- Required work
Check each line of the listing, and copy it if it contains the word "BINANCE".
— start Entries provided —
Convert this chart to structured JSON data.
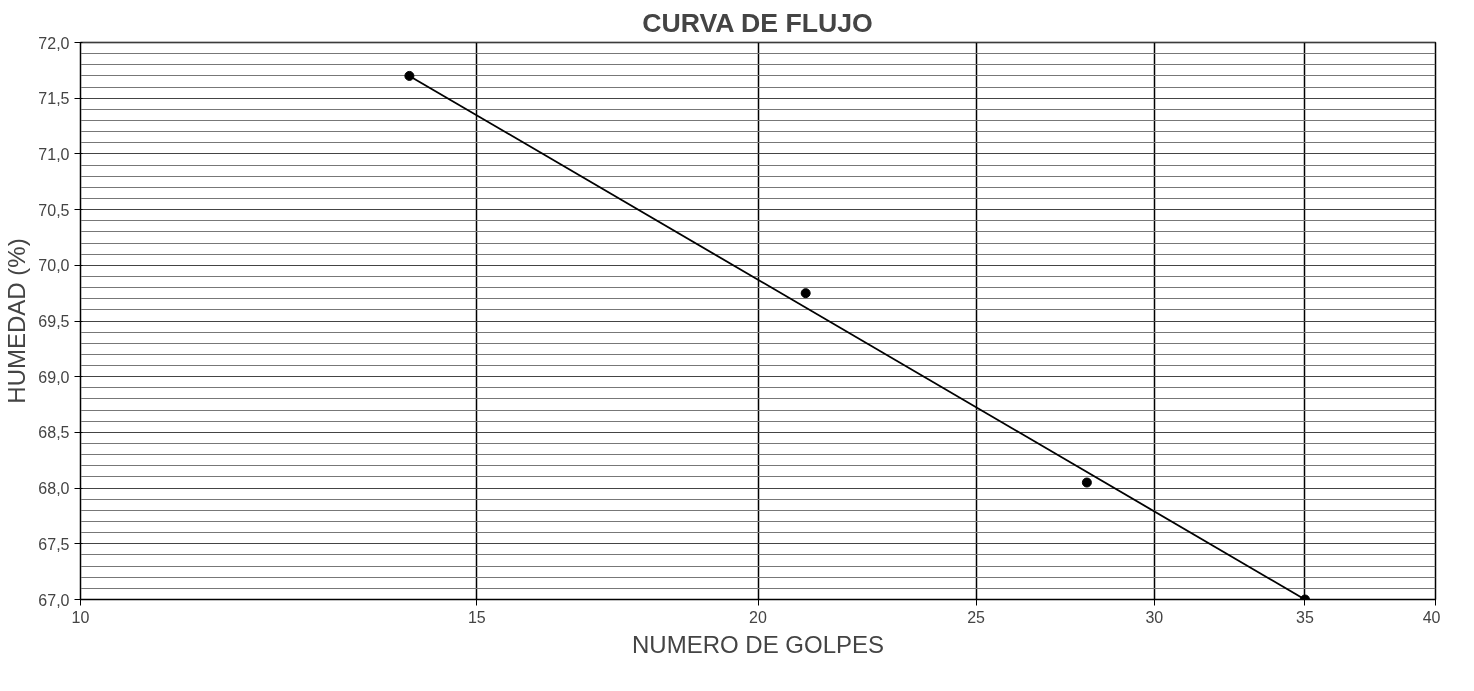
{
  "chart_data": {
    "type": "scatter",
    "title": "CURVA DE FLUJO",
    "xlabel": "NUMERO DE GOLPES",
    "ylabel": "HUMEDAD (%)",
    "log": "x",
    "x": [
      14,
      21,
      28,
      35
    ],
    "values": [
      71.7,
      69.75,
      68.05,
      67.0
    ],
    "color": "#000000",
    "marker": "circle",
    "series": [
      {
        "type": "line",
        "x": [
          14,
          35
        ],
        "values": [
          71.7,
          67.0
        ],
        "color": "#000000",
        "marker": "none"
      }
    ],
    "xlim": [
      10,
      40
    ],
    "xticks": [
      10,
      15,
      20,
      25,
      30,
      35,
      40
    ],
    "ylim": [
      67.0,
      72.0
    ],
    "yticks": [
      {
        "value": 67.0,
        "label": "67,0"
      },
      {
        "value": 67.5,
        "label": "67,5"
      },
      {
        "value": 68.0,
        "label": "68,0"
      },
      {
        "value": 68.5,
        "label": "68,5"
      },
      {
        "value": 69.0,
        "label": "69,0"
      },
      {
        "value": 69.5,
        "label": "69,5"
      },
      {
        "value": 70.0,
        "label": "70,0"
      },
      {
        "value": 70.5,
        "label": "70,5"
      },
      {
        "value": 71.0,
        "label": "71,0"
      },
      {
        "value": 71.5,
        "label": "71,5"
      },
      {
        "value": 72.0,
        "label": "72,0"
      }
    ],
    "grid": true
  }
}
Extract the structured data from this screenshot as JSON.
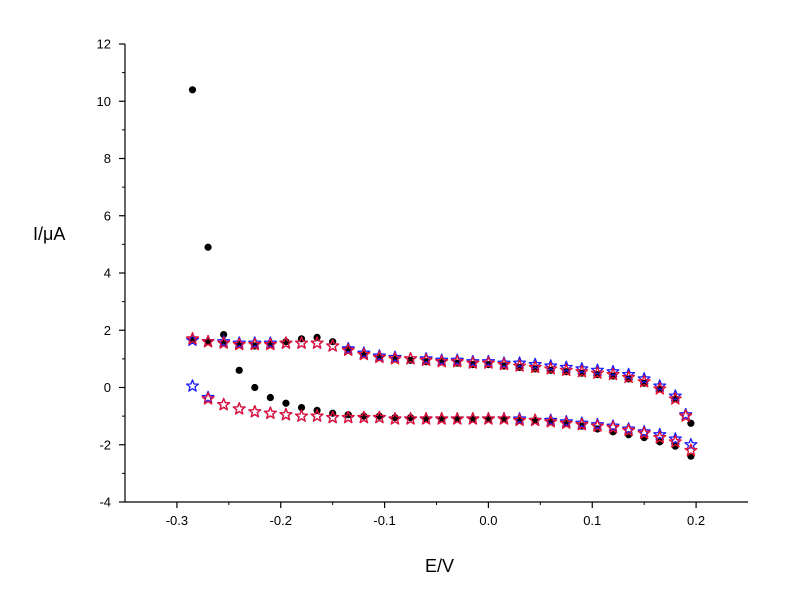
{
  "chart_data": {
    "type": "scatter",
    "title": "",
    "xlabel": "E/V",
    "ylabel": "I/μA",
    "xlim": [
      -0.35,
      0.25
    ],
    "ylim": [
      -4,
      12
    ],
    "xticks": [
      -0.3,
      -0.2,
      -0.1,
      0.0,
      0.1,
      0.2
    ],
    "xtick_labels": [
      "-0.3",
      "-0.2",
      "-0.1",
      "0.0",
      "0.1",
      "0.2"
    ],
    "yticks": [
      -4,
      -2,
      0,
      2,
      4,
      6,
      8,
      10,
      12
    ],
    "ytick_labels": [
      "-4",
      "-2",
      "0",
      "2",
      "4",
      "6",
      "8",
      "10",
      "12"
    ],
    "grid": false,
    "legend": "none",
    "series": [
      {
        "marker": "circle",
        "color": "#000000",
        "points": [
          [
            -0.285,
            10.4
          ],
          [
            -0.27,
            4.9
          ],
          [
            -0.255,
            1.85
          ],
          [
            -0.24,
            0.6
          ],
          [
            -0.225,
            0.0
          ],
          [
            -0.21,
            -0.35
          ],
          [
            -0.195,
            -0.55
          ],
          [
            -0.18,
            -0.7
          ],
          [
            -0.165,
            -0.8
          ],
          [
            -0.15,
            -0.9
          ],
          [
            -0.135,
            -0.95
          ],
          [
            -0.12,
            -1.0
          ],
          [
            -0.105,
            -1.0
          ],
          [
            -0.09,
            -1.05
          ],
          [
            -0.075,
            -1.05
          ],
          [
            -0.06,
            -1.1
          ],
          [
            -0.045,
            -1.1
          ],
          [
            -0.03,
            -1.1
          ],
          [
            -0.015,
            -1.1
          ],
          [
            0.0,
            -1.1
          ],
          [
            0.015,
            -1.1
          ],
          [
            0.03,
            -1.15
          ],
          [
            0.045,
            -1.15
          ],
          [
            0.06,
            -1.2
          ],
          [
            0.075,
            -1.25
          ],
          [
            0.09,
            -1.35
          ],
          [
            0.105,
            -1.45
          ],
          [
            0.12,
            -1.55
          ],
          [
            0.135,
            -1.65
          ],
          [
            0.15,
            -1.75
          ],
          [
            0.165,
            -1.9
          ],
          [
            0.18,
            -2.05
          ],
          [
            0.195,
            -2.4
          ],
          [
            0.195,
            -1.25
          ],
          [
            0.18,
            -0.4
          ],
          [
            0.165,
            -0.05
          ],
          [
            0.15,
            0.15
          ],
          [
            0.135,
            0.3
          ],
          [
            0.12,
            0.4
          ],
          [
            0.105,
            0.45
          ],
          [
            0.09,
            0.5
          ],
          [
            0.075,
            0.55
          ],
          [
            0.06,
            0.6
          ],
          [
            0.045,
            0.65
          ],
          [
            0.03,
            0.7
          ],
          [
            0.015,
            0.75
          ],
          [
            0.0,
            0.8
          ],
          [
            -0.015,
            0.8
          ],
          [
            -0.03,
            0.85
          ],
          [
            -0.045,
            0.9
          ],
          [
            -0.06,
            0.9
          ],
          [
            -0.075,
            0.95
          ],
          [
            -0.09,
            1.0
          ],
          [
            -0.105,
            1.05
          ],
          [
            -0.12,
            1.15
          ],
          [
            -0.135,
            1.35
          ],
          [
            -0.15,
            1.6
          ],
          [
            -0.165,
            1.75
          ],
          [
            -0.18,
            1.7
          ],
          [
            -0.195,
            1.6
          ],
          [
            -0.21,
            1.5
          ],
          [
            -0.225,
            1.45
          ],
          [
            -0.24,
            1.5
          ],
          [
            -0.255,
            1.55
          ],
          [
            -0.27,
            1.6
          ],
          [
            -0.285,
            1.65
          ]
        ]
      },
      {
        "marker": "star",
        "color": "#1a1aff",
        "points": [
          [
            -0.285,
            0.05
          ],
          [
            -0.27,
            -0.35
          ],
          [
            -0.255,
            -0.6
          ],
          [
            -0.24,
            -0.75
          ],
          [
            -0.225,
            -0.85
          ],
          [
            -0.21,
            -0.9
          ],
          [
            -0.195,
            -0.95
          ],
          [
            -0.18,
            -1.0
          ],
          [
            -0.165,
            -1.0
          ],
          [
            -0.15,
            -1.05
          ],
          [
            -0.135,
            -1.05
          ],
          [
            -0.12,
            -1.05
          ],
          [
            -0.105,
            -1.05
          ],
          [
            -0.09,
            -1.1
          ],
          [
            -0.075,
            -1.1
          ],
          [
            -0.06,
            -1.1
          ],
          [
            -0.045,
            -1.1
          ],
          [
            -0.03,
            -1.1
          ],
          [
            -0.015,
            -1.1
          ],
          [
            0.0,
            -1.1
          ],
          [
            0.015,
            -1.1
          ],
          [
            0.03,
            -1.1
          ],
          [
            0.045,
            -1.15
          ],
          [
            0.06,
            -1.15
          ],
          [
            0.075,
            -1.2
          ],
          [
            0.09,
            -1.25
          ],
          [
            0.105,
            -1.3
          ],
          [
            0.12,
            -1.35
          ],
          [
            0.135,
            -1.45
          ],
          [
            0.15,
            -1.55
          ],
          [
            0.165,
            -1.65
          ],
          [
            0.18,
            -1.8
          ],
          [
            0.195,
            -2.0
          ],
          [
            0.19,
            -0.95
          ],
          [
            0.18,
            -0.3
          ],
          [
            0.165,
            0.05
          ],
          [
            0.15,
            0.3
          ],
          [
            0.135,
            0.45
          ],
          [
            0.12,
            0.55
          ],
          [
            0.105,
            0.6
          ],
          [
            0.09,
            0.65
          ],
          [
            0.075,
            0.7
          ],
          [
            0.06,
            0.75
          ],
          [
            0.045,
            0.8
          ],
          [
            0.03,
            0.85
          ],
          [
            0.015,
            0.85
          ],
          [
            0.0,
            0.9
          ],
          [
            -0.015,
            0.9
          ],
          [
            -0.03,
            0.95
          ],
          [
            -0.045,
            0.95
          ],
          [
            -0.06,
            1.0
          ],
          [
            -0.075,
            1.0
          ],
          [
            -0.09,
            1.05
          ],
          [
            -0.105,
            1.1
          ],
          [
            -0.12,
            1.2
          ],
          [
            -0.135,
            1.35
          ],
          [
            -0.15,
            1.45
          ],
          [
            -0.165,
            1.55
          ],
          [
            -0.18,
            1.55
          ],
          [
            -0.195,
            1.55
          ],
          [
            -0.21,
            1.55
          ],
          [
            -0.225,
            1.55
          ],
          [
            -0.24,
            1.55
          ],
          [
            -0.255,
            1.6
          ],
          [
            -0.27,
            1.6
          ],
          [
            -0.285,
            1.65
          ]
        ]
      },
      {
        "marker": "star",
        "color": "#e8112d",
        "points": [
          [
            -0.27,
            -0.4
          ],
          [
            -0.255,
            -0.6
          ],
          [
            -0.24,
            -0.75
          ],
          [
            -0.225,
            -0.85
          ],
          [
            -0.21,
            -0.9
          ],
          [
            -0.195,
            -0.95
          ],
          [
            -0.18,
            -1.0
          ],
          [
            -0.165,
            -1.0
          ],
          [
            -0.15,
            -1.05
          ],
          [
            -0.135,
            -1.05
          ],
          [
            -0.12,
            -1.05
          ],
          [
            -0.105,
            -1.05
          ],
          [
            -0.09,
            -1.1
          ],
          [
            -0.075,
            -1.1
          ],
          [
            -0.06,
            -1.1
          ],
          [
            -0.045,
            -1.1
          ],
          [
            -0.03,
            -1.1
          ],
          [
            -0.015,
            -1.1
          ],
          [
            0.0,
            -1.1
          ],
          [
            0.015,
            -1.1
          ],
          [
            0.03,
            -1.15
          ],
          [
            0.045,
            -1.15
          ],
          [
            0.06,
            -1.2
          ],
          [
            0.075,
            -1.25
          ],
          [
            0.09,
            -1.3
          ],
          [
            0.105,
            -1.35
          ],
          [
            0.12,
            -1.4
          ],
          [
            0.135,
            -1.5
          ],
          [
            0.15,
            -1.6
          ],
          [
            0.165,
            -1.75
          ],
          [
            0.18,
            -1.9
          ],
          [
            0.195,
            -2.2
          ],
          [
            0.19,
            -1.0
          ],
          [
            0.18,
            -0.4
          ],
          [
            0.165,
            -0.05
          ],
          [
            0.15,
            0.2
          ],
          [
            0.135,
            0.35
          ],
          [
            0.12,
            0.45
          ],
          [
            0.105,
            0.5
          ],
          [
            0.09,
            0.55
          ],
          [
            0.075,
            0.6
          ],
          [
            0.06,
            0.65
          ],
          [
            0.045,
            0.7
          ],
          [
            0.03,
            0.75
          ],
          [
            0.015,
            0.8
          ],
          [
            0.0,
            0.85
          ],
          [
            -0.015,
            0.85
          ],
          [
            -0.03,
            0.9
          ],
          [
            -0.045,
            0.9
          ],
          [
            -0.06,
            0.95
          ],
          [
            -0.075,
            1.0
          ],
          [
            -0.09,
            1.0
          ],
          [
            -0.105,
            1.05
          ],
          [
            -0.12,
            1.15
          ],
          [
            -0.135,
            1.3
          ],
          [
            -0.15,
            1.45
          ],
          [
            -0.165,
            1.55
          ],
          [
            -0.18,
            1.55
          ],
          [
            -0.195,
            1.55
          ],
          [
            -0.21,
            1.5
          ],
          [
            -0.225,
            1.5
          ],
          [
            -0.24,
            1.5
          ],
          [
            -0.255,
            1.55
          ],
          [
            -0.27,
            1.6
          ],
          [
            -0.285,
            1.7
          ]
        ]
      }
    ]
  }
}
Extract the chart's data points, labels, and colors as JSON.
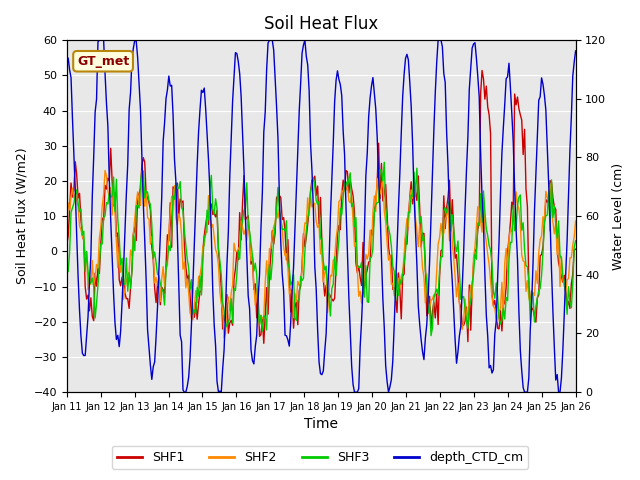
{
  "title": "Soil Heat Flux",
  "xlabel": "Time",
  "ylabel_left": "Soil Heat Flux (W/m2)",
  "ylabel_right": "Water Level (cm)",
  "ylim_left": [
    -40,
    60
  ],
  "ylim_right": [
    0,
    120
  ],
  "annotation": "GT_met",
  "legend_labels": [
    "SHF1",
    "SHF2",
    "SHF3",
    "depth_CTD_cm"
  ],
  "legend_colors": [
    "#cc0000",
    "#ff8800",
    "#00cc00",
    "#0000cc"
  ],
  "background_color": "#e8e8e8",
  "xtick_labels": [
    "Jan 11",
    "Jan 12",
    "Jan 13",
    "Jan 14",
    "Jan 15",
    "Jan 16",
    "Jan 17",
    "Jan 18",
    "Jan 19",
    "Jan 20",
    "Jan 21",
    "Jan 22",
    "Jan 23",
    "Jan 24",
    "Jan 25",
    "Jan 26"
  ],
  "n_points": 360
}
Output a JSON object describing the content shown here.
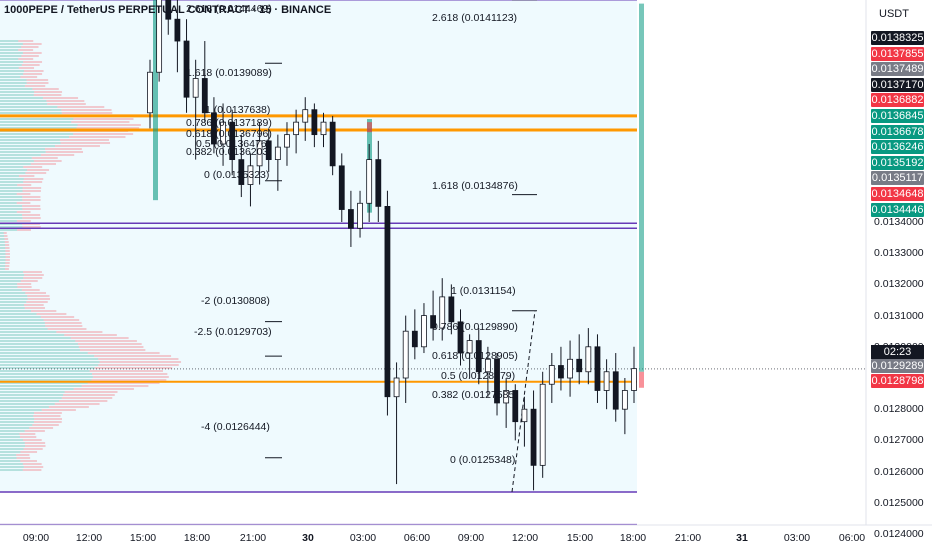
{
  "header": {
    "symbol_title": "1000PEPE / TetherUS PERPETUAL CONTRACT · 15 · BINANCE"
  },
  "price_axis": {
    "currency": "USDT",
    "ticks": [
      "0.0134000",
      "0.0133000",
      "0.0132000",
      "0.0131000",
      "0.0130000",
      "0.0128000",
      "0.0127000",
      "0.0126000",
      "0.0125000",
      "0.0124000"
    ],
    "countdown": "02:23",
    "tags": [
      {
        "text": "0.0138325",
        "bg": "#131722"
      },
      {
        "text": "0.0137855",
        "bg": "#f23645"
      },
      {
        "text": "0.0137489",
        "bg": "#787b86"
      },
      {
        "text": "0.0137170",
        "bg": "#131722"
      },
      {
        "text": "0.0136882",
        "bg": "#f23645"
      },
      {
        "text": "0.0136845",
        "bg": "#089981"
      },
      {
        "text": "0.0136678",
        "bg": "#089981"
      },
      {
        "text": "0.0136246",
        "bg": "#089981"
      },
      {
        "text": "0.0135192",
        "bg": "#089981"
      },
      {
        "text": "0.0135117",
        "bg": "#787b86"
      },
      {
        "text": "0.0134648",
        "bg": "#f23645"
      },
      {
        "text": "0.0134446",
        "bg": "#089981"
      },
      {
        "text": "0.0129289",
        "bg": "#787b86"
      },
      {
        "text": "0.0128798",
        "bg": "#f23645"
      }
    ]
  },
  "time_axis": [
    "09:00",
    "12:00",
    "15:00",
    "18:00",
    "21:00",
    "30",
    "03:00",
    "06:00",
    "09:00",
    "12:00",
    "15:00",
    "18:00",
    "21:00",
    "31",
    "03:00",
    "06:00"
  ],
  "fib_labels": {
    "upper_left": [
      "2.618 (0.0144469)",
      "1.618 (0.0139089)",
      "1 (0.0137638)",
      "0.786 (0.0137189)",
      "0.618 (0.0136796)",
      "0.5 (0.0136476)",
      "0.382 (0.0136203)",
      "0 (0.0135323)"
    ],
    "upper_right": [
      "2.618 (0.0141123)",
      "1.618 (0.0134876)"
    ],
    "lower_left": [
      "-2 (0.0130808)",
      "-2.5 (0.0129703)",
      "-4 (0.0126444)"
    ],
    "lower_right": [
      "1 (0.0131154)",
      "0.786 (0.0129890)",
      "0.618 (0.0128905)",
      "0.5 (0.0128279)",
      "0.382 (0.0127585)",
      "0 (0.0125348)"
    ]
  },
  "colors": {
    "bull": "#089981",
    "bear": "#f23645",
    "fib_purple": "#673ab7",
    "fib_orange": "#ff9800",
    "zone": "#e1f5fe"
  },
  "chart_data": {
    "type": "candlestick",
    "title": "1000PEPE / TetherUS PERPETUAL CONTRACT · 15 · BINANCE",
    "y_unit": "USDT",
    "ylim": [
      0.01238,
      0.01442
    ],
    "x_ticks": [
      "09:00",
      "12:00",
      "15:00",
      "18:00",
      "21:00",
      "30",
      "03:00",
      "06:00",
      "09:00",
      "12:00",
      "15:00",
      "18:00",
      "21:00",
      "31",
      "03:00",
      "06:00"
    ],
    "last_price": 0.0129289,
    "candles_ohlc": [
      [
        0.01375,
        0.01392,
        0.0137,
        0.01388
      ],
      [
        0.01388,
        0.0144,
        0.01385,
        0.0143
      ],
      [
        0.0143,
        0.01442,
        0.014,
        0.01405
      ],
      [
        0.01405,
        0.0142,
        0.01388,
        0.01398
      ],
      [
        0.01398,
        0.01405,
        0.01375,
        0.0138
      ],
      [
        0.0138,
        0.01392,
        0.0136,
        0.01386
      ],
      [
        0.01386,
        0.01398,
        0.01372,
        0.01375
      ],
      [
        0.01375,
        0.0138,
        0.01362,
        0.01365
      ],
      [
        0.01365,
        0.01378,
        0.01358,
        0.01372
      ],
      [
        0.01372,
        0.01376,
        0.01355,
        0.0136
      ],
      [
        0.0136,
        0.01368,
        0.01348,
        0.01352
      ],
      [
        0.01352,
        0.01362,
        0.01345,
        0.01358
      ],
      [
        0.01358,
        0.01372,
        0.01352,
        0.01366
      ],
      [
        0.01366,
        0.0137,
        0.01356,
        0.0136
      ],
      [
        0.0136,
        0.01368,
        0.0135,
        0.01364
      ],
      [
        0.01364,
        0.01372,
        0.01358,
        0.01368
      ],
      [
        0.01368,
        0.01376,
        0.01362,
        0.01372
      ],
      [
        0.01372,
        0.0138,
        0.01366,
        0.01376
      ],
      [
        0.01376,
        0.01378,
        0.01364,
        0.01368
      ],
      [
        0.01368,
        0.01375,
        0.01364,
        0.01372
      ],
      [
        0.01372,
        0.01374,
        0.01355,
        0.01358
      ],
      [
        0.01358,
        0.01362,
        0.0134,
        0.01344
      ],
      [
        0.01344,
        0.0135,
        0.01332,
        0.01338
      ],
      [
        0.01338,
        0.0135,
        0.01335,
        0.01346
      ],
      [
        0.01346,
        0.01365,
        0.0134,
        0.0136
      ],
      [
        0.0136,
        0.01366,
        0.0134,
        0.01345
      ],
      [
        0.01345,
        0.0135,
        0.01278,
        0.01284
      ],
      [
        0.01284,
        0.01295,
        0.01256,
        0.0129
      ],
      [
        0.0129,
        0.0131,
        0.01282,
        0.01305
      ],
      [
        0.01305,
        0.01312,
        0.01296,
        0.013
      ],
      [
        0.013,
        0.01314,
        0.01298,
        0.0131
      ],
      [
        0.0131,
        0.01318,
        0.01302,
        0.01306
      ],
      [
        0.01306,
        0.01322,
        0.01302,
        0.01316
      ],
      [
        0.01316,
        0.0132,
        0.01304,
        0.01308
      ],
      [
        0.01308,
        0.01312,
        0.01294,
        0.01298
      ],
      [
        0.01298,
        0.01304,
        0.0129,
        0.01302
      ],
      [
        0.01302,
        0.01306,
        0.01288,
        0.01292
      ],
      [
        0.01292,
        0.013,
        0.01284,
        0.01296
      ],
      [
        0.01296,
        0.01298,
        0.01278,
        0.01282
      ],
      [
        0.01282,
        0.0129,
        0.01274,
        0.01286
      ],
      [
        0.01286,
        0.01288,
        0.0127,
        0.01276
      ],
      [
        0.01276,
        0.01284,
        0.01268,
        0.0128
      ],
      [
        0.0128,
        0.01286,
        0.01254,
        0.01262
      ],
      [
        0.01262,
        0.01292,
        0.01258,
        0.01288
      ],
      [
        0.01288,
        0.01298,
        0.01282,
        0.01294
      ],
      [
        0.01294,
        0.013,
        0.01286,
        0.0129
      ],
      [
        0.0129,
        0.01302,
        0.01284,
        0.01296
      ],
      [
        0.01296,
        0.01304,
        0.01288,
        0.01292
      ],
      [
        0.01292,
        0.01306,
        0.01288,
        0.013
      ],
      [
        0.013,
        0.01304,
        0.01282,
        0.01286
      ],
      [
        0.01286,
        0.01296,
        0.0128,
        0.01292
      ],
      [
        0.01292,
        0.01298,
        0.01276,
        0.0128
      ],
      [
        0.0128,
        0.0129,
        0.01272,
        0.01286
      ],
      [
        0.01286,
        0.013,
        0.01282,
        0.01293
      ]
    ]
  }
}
— end Entries provided —
- Output below
    "symbol_title": "1000PEPE / TetherUS PERPETUAL CONTRACT · 15 · BINANCE"
    "title": "1000PEPE / TetherUS PERPETUAL CONTRACT · 15 · BINANCE",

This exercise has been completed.